STATED TASK
Update the records by changing every "x-tick-label" to "x-axis-tick", keeping everything else the same. Omit the pictures from your answer.
□ □ □ □
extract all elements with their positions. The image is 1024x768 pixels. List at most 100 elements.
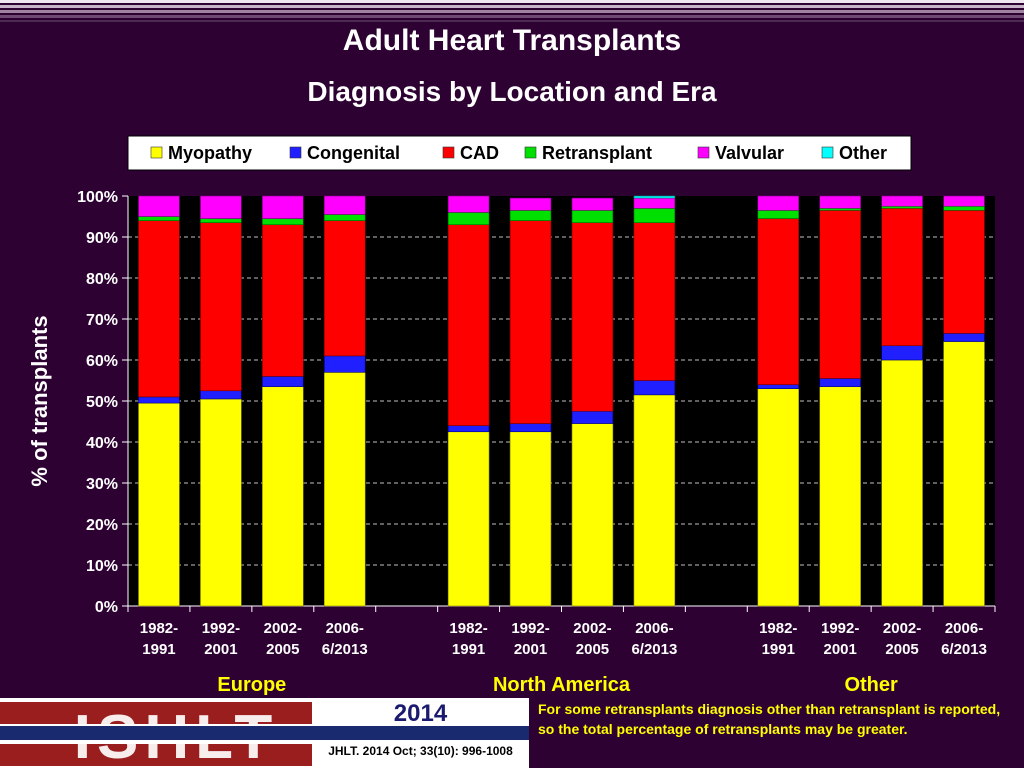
y-tick-label: 30% — [86, 476, 118, 493]
legend-swatch-valvular — [697, 146, 710, 159]
y-axis-label: % of transplants — [27, 315, 52, 486]
bar-cad — [262, 224, 304, 377]
bar-valvular — [943, 195, 985, 207]
bar-congenital — [819, 378, 861, 387]
bar-congenital — [138, 396, 180, 404]
footnote: For some retransplants diagnosis other t… — [538, 701, 1001, 737]
bar-congenital — [447, 425, 490, 433]
bar-congenital — [509, 423, 552, 433]
legend-swatch-other — [821, 146, 834, 159]
x-tick-label: 1991 — [452, 641, 485, 658]
bar-retransplant — [200, 218, 242, 223]
bar-congenital — [633, 380, 676, 396]
bar-congenital — [757, 384, 799, 390]
bar-cad — [943, 210, 985, 334]
bar-valvular — [757, 195, 799, 211]
bar-retransplant — [324, 214, 366, 221]
bar-retransplant — [819, 208, 861, 211]
bar-retransplant — [138, 216, 180, 221]
bar-valvular — [262, 195, 304, 219]
y-tick-label: 100% — [77, 189, 118, 206]
x-tick-label: 1991 — [142, 641, 175, 658]
x-tick-label: 1992- — [821, 620, 859, 637]
bar-retransplant — [943, 205, 985, 211]
bar-valvular — [324, 195, 366, 215]
bar-valvular — [138, 195, 180, 217]
y-tick-label: 0% — [95, 599, 118, 616]
bar-valvular — [819, 195, 861, 209]
bar-myopathy — [943, 341, 985, 607]
y-tick-label: 20% — [86, 517, 118, 534]
publication-year: 2014 — [393, 700, 448, 727]
x-tick-label: 2005 — [266, 641, 299, 658]
bar-valvular — [509, 197, 552, 211]
x-tick-label: 2006- — [635, 620, 673, 637]
x-tick-label: 2001 — [514, 641, 547, 658]
x-tick-label: 2006- — [945, 620, 983, 637]
bar-myopathy — [200, 398, 242, 607]
y-tick-label: 70% — [86, 312, 118, 329]
legend-label-valvular: Valvular — [715, 143, 784, 163]
bar-retransplant — [881, 205, 923, 209]
x-tick-label: 1982- — [140, 620, 178, 637]
x-tick-label: 1992- — [511, 620, 549, 637]
legend-label-retransplant: Retransplant — [542, 143, 652, 163]
group-label: Europe — [217, 674, 286, 696]
bar-valvular — [200, 195, 242, 219]
bar-congenital — [200, 390, 242, 400]
x-tick-label: 2005 — [885, 641, 918, 658]
x-tick-label: 2001 — [823, 641, 856, 658]
x-tick-label: 6/2013 — [941, 641, 987, 658]
legend-swatch-retransplant — [524, 146, 537, 159]
bar-congenital — [881, 345, 923, 361]
x-tick-label: 2005 — [576, 641, 609, 658]
bar-cad — [324, 220, 366, 357]
citation: JHLT. 2014 Oct; 33(10): 996-1008 — [328, 744, 513, 758]
chart-subtitle: Diagnosis by Location and Era — [307, 76, 717, 107]
legend-label-other: Other — [839, 143, 887, 163]
bar-myopathy — [447, 431, 490, 607]
y-tick-label: 50% — [86, 394, 118, 411]
bar-cad — [757, 218, 799, 385]
bar-retransplant — [509, 210, 552, 221]
legend-swatch-myopathy — [150, 146, 163, 159]
bar-congenital — [943, 333, 985, 342]
bar-cad — [138, 220, 180, 398]
bar-retransplant — [262, 218, 304, 226]
chart-title: Adult Heart Transplants — [342, 24, 682, 57]
bar-myopathy — [509, 431, 552, 607]
bar-retransplant — [633, 208, 676, 223]
bar-other — [633, 195, 676, 199]
y-tick-label: 90% — [86, 230, 118, 247]
header-stripes — [0, 0, 1024, 22]
x-tick-label: 2002- — [883, 620, 921, 637]
group-label: Other — [844, 674, 898, 696]
bar-congenital — [571, 410, 614, 424]
x-tick-label: 1992- — [202, 620, 240, 637]
y-tick-label: 80% — [86, 271, 118, 288]
bar-myopathy — [819, 386, 861, 607]
legend-swatch-cad — [442, 146, 455, 159]
bar-cad — [509, 220, 552, 424]
legend-label-cad: CAD — [460, 143, 499, 163]
bar-congenital — [262, 376, 304, 387]
bar-cad — [819, 210, 861, 379]
group-label: North America — [493, 674, 631, 696]
x-tick-label: 6/2013 — [322, 641, 368, 658]
bar-myopathy — [324, 371, 366, 607]
bar-cad — [200, 222, 242, 392]
bar-congenital — [324, 355, 366, 373]
bar-retransplant — [757, 210, 799, 219]
association-band — [0, 726, 529, 740]
x-tick-label: 2006- — [326, 620, 364, 637]
y-tick-label: 40% — [86, 435, 118, 452]
bar-valvular — [571, 197, 614, 211]
x-tick-label: 1991 — [762, 641, 795, 658]
x-tick-label: 1982- — [759, 620, 797, 637]
y-tick-label: 10% — [86, 558, 118, 575]
bar-cad — [633, 222, 676, 381]
bar-retransplant — [447, 212, 490, 225]
stacked-bar-chart: 0% 10% 20% 30% 40% 50% 60% 70% 80% 90% 100% % of tr… — [27, 135, 996, 696]
legend-swatch-congenital — [289, 146, 302, 159]
bar-myopathy — [262, 386, 304, 607]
□ □ □ □
ANSWER TO THIS EXERCISE
extract all elements with their positions. The image is 1024x768 pixels. List at most 100 elements.
y-tick-label: 30% — [86, 476, 118, 493]
legend-swatch-valvular — [697, 146, 710, 159]
y-axis-label: % of transplants — [27, 315, 52, 486]
bar-cad — [262, 224, 304, 377]
bar-valvular — [943, 195, 985, 207]
bar-congenital — [819, 378, 861, 387]
bar-congenital — [138, 396, 180, 404]
footnote: For some retransplants diagnosis other t… — [538, 701, 1001, 737]
bar-congenital — [447, 425, 490, 433]
bar-congenital — [509, 423, 552, 433]
legend-swatch-other — [821, 146, 834, 159]
x-axis-tick: 1991 — [452, 641, 485, 658]
bar-retransplant — [200, 218, 242, 223]
bar-congenital — [633, 380, 676, 396]
bar-congenital — [757, 384, 799, 390]
bar-cad — [943, 210, 985, 334]
bar-valvular — [757, 195, 799, 211]
bar-retransplant — [324, 214, 366, 221]
bar-retransplant — [819, 208, 861, 211]
bar-retransplant — [138, 216, 180, 221]
bar-valvular — [262, 195, 304, 219]
y-tick-label: 100% — [77, 189, 118, 206]
x-axis-tick: 1991 — [142, 641, 175, 658]
x-axis-tick: 1992- — [821, 620, 859, 637]
bar-retransplant — [943, 205, 985, 211]
bar-valvular — [324, 195, 366, 215]
bar-valvular — [138, 195, 180, 217]
y-tick-label: 0% — [95, 599, 118, 616]
bar-valvular — [819, 195, 861, 209]
bar-myopathy — [943, 341, 985, 607]
y-tick-label: 20% — [86, 517, 118, 534]
publication-year: 2014 — [393, 700, 448, 727]
x-axis-tick: 2005 — [266, 641, 299, 658]
bar-valvular — [509, 197, 552, 211]
x-axis-tick: 2006- — [635, 620, 673, 637]
x-axis-tick: 2001 — [514, 641, 547, 658]
x-axis-tick: 2006- — [945, 620, 983, 637]
bar-myopathy — [200, 398, 242, 607]
y-tick-label: 70% — [86, 312, 118, 329]
legend-label-valvular: Valvular — [715, 143, 784, 163]
bar-retransplant — [881, 205, 923, 209]
x-axis-tick: 1982- — [140, 620, 178, 637]
x-axis-tick: 1992- — [511, 620, 549, 637]
legend-label-retransplant: Retransplant — [542, 143, 652, 163]
group-label: Europe — [217, 674, 286, 696]
bar-valvular — [200, 195, 242, 219]
bar-congenital — [200, 390, 242, 400]
x-axis-tick: 2005 — [885, 641, 918, 658]
x-axis-tick: 2001 — [823, 641, 856, 658]
x-axis-tick: 6/2013 — [941, 641, 987, 658]
legend-swatch-retransplant — [524, 146, 537, 159]
bar-congenital — [881, 345, 923, 361]
x-axis-tick: 2005 — [576, 641, 609, 658]
bar-cad — [324, 220, 366, 357]
citation: JHLT. 2014 Oct; 33(10): 996-1008 — [328, 744, 513, 758]
chart-subtitle: Diagnosis by Location and Era — [307, 76, 717, 107]
legend-label-other: Other — [839, 143, 887, 163]
bar-myopathy — [447, 431, 490, 607]
y-tick-label: 50% — [86, 394, 118, 411]
bar-cad — [757, 218, 799, 385]
bar-retransplant — [509, 210, 552, 221]
legend-swatch-myopathy — [150, 146, 163, 159]
bar-congenital — [943, 333, 985, 342]
bar-cad — [138, 220, 180, 398]
bar-retransplant — [262, 218, 304, 226]
chart-title: Adult Heart Transplants — [342, 24, 682, 57]
bar-myopathy — [509, 431, 552, 607]
bar-retransplant — [633, 208, 676, 223]
bar-other — [633, 195, 676, 199]
y-tick-label: 90% — [86, 230, 118, 247]
header-stripes — [0, 0, 1024, 22]
x-axis-tick: 2002- — [883, 620, 921, 637]
group-label: Other — [844, 674, 898, 696]
bar-congenital — [571, 410, 614, 424]
x-axis-tick: 1992- — [202, 620, 240, 637]
y-tick-label: 80% — [86, 271, 118, 288]
bar-myopathy — [819, 386, 861, 607]
legend-swatch-cad — [442, 146, 455, 159]
bar-cad — [509, 220, 552, 424]
legend-label-cad: CAD — [460, 143, 499, 163]
bar-congenital — [262, 376, 304, 387]
bar-cad — [819, 210, 861, 379]
group-label: North America — [493, 674, 631, 696]
x-axis-tick: 6/2013 — [322, 641, 368, 658]
bar-myopathy — [324, 371, 366, 607]
bar-cad — [200, 222, 242, 392]
bar-congenital — [324, 355, 366, 373]
bar-retransplant — [757, 210, 799, 219]
association-band — [0, 726, 529, 740]
x-axis-tick: 2006- — [326, 620, 364, 637]
y-tick-label: 40% — [86, 435, 118, 452]
bar-valvular — [571, 197, 614, 211]
x-axis-tick: 1991 — [762, 641, 795, 658]
x-axis-tick: 1982- — [759, 620, 797, 637]
y-tick-label: 10% — [86, 558, 118, 575]
bar-cad — [633, 222, 676, 381]
bar-retransplant — [447, 212, 490, 225]
stacked-bar-chart: 0% 10% 20% 30% 40% 50% 60% 70% 80% 90% 100% % of tr… — [27, 135, 996, 696]
legend-swatch-congenital — [289, 146, 302, 159]
bar-myopathy — [262, 386, 304, 607]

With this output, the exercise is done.